[START OF DATASET ENTRIES]

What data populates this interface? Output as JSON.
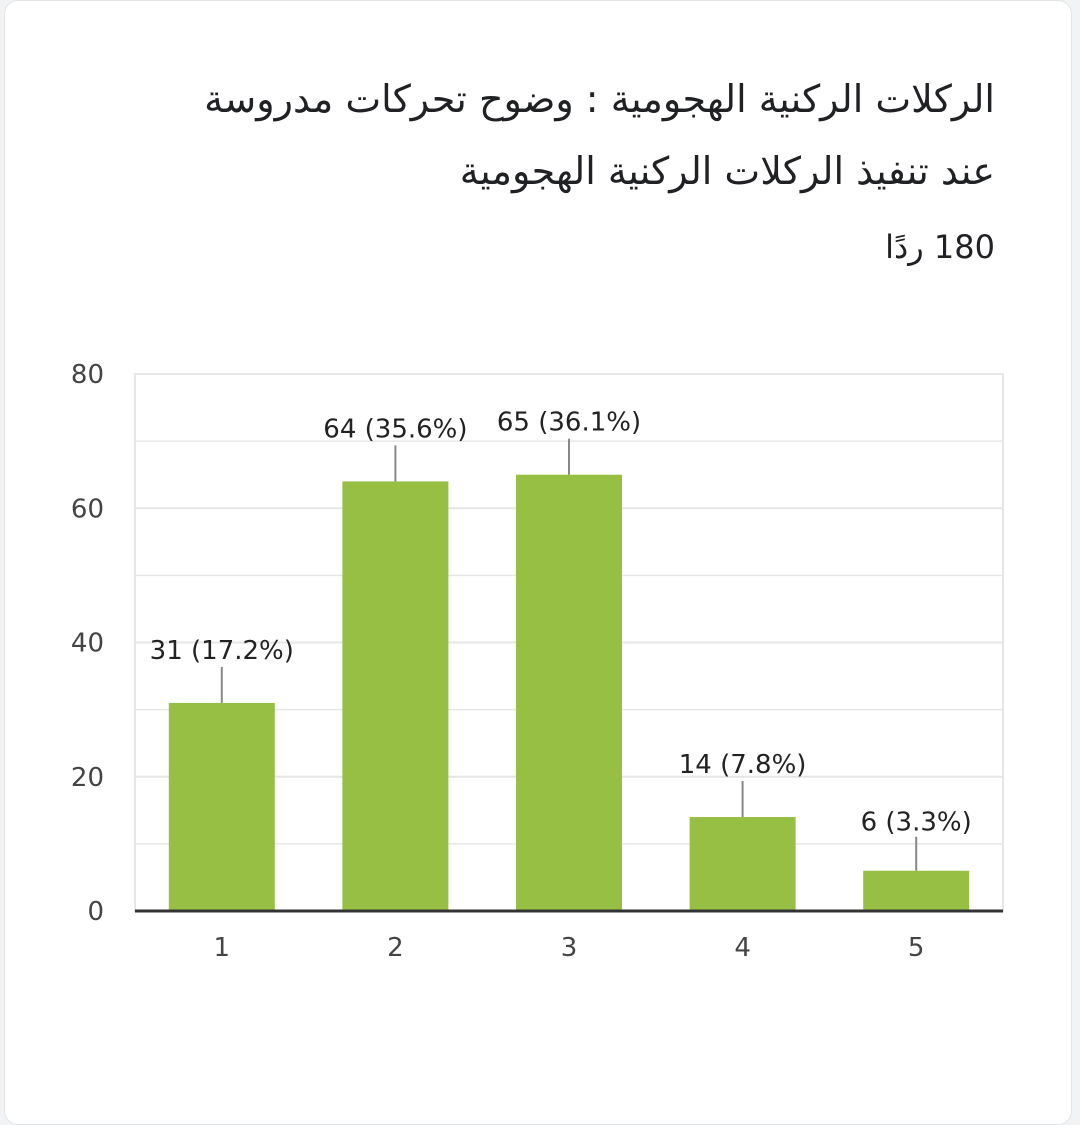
{
  "header": {
    "title": "الركلات الركنية الهجومية : وضوح تحركات مدروسة عند تنفيذ الركلات الركنية الهجومية",
    "responses": "180 ردًا"
  },
  "colors": {
    "bar": "#97bf43",
    "grid": "#e6e6e6",
    "axis": "#333333",
    "leader": "#888888"
  },
  "chart_data": {
    "type": "bar",
    "categories": [
      "1",
      "2",
      "3",
      "4",
      "5"
    ],
    "values": [
      31,
      64,
      65,
      14,
      6
    ],
    "percent_labels": [
      "(17.2%)",
      "(35.6%)",
      "(36.1%)",
      "(7.8%)",
      "(3.3%)"
    ],
    "ylim": [
      0,
      80
    ],
    "y_ticks": [
      "0",
      "20",
      "40",
      "60",
      "80"
    ],
    "grid": true,
    "title": "الركلات الركنية الهجومية : وضوح تحركات مدروسة عند تنفيذ الركلات الركنية الهجومية",
    "xlabel": "",
    "ylabel": ""
  }
}
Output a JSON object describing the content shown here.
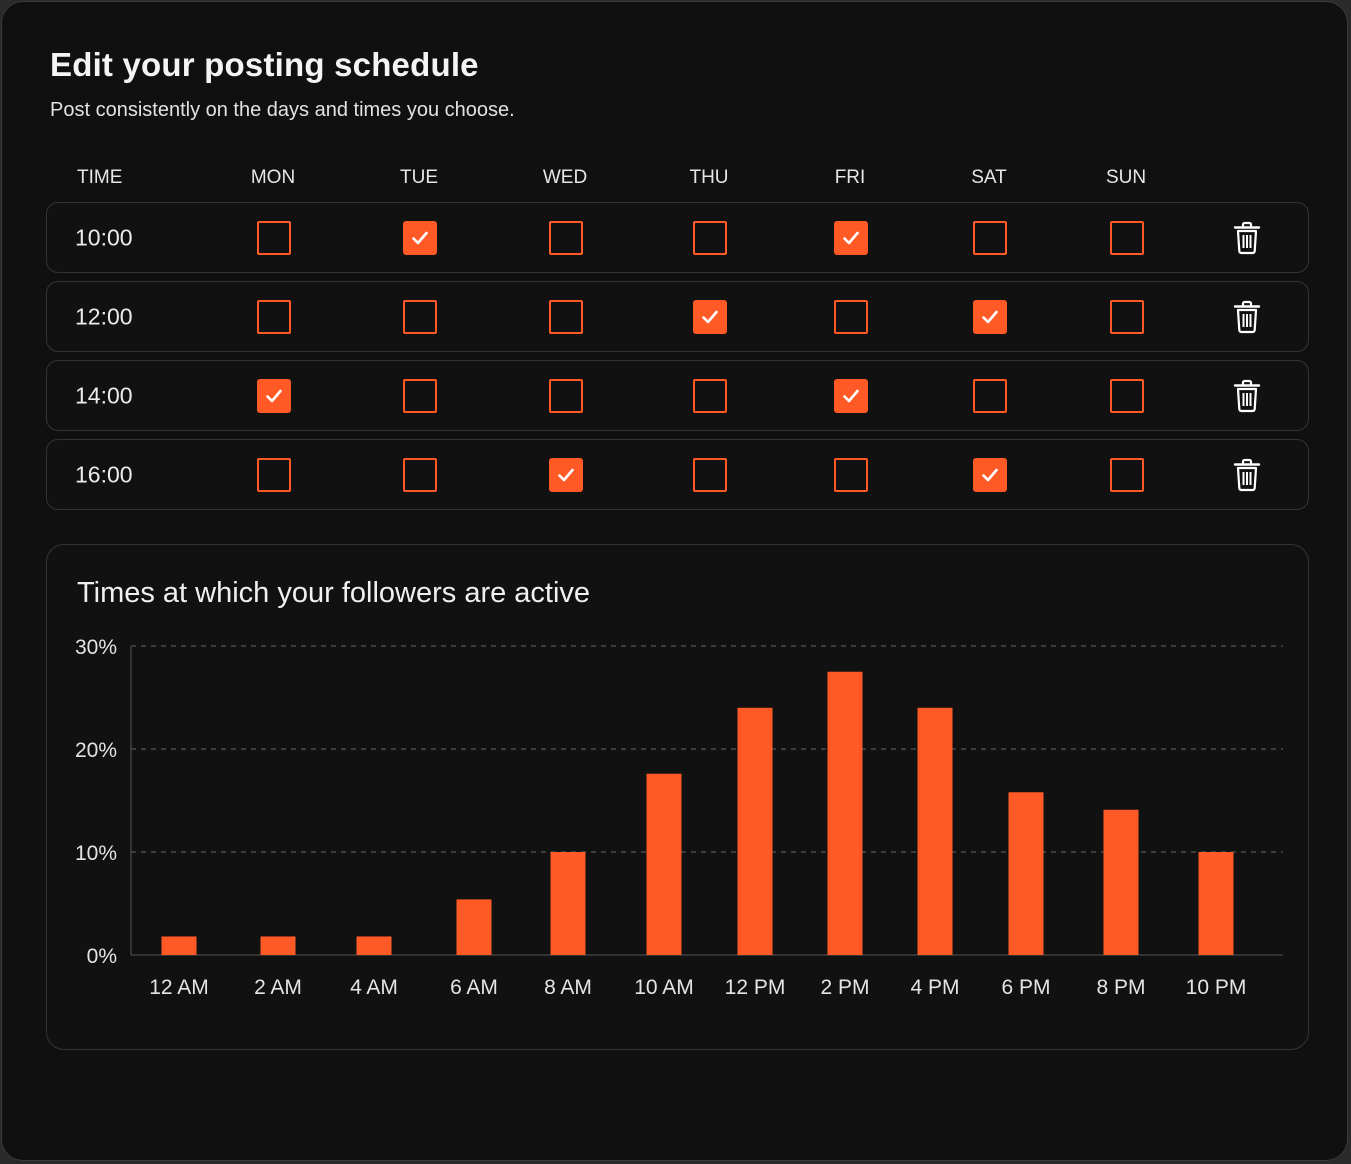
{
  "header": {
    "title": "Edit your posting schedule",
    "subtitle": "Post consistently on the days and times you choose."
  },
  "schedule": {
    "columns": [
      "TIME",
      "MON",
      "TUE",
      "WED",
      "THU",
      "FRI",
      "SAT",
      "SUN"
    ],
    "rows": [
      {
        "time": "10:00",
        "checked": [
          false,
          true,
          false,
          false,
          true,
          false,
          false
        ]
      },
      {
        "time": "12:00",
        "checked": [
          false,
          false,
          false,
          true,
          false,
          true,
          false
        ]
      },
      {
        "time": "14:00",
        "checked": [
          true,
          false,
          false,
          false,
          true,
          false,
          false
        ]
      },
      {
        "time": "16:00",
        "checked": [
          false,
          false,
          true,
          false,
          false,
          true,
          false
        ]
      }
    ],
    "delete_icon": "trash-icon",
    "check_icon": "checkmark-icon"
  },
  "colors": {
    "accent": "#ff5a26",
    "background": "#101010",
    "border": "#343434",
    "text": "#f0f0f0"
  },
  "chart_data": {
    "type": "bar",
    "title": "Times at which your followers are active",
    "categories": [
      "12 AM",
      "2 AM",
      "4 AM",
      "6 AM",
      "8 AM",
      "10 AM",
      "12 PM",
      "2 PM",
      "4 PM",
      "6 PM",
      "8 PM",
      "10 PM"
    ],
    "values": [
      1.8,
      1.8,
      1.8,
      5.4,
      10.0,
      17.6,
      24.0,
      27.5,
      24.0,
      15.8,
      14.1,
      10.0
    ],
    "ylim": [
      0,
      30
    ],
    "yticks": [
      "0%",
      "10%",
      "20%",
      "30%"
    ],
    "grid": "dashed horizontal",
    "color": "#ff5a26"
  }
}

[END OF DATASET ENTRIES]

All of the records need repeating exactly, except for the pictures.

SOLUTION TO THE EXERCISE.
What data populates this interface? Output as JSON.
{
  "header": {
    "title": "الركلات الركنية الهجومية : وضوح تحركات مدروسة عند تنفيذ الركلات الركنية الهجومية",
    "responses": "180 ردًا"
  },
  "colors": {
    "bar": "#97bf43",
    "grid": "#e6e6e6",
    "axis": "#333333",
    "leader": "#888888"
  },
  "chart_data": {
    "type": "bar",
    "categories": [
      "1",
      "2",
      "3",
      "4",
      "5"
    ],
    "values": [
      31,
      64,
      65,
      14,
      6
    ],
    "percent_labels": [
      "(17.2%)",
      "(35.6%)",
      "(36.1%)",
      "(7.8%)",
      "(3.3%)"
    ],
    "ylim": [
      0,
      80
    ],
    "y_ticks": [
      "0",
      "20",
      "40",
      "60",
      "80"
    ],
    "grid": true,
    "title": "الركلات الركنية الهجومية : وضوح تحركات مدروسة عند تنفيذ الركلات الركنية الهجومية",
    "xlabel": "",
    "ylabel": ""
  }
}
Output a JSON object describing the content shown here.
{
  "header": {
    "title": "Edit your posting schedule",
    "subtitle": "Post consistently on the days and times you choose."
  },
  "schedule": {
    "columns": [
      "TIME",
      "MON",
      "TUE",
      "WED",
      "THU",
      "FRI",
      "SAT",
      "SUN"
    ],
    "rows": [
      {
        "time": "10:00",
        "checked": [
          false,
          true,
          false,
          false,
          true,
          false,
          false
        ]
      },
      {
        "time": "12:00",
        "checked": [
          false,
          false,
          false,
          true,
          false,
          true,
          false
        ]
      },
      {
        "time": "14:00",
        "checked": [
          true,
          false,
          false,
          false,
          true,
          false,
          false
        ]
      },
      {
        "time": "16:00",
        "checked": [
          false,
          false,
          true,
          false,
          false,
          true,
          false
        ]
      }
    ],
    "delete_icon": "trash-icon",
    "check_icon": "checkmark-icon"
  },
  "colors": {
    "accent": "#ff5a26",
    "background": "#101010",
    "border": "#343434",
    "text": "#f0f0f0"
  },
  "chart_data": {
    "type": "bar",
    "title": "Times at which your followers are active",
    "categories": [
      "12 AM",
      "2 AM",
      "4 AM",
      "6 AM",
      "8 AM",
      "10 AM",
      "12 PM",
      "2 PM",
      "4 PM",
      "6 PM",
      "8 PM",
      "10 PM"
    ],
    "values": [
      1.8,
      1.8,
      1.8,
      5.4,
      10.0,
      17.6,
      24.0,
      27.5,
      24.0,
      15.8,
      14.1,
      10.0
    ],
    "ylim": [
      0,
      30
    ],
    "yticks": [
      "0%",
      "10%",
      "20%",
      "30%"
    ],
    "grid": "dashed horizontal",
    "color": "#ff5a26"
  }
}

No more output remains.